** EXERCISE AIM **
Find each line with the string "APPLICAZIONE" and report it.

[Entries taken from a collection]
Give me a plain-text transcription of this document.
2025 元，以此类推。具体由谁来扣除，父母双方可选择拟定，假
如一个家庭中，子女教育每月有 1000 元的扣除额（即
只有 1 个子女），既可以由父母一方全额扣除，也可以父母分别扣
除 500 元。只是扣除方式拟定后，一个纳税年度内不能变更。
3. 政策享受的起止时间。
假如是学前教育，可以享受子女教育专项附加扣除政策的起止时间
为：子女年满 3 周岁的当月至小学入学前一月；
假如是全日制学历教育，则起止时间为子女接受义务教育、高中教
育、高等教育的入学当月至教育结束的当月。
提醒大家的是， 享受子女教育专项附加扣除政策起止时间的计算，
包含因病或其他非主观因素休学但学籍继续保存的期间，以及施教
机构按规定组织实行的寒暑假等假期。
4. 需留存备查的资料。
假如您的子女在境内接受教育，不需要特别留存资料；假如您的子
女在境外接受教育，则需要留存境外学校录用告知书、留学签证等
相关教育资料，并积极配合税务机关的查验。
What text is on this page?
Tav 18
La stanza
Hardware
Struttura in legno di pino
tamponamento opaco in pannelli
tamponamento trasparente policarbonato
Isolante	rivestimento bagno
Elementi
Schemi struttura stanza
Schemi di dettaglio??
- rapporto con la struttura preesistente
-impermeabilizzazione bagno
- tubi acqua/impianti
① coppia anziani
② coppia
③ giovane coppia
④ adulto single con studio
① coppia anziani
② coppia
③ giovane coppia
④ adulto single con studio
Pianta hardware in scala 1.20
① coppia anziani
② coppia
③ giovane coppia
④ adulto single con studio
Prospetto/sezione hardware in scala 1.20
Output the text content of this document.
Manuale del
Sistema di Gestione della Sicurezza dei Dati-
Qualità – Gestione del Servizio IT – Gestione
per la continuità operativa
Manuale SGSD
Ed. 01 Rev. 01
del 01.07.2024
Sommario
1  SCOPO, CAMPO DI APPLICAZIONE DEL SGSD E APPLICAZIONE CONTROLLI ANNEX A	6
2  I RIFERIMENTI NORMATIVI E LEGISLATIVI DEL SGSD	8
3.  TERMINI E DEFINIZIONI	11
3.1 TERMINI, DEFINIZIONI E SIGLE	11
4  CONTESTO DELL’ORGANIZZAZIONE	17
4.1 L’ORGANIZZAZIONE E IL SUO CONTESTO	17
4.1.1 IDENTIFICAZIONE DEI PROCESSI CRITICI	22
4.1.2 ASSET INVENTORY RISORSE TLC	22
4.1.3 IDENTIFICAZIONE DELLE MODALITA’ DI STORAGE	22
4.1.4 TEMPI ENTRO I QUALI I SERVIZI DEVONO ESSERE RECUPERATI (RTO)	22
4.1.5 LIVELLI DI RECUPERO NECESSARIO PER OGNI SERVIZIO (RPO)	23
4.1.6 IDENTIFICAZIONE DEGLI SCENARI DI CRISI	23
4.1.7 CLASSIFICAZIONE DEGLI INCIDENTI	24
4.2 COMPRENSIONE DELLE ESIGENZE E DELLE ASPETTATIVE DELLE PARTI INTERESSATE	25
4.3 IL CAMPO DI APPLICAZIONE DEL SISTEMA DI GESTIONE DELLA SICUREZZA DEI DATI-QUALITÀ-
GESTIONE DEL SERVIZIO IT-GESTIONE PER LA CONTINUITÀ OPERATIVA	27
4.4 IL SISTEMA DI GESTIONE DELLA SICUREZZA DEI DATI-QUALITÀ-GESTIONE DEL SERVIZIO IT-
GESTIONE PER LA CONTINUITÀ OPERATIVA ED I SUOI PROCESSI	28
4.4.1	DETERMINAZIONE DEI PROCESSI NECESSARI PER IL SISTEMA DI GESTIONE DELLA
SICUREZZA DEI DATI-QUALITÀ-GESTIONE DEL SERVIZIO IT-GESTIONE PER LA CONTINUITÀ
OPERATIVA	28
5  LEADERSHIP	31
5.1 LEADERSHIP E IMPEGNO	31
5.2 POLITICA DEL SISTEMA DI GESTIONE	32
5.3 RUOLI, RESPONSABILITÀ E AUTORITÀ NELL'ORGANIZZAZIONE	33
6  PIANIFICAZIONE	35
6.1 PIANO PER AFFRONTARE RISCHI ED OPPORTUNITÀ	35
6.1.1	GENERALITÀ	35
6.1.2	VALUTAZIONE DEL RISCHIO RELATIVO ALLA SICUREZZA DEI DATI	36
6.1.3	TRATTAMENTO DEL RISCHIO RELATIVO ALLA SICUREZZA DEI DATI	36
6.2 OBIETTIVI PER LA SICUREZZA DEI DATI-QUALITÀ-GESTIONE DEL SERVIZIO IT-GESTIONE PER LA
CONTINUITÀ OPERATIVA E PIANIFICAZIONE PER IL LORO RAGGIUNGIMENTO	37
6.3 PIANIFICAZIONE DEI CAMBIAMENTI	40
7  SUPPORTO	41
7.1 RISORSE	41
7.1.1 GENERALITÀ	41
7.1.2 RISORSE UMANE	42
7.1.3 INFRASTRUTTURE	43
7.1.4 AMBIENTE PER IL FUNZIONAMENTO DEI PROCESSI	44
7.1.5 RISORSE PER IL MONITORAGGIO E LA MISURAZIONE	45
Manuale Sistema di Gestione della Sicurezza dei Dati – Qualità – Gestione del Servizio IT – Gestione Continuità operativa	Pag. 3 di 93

** EXERCISE RESPONSE **
1  SCOPO, CAMPO DI APPLICAZIONE DEL SGSD E APPLICAZIONE CONTROLLI ANNEX A	6
4.3 IL CAMPO DI APPLICAZIONE DEL SISTEMA DI GESTIONE DELLA SICUREZZA DEI DATI-QUALITÀ-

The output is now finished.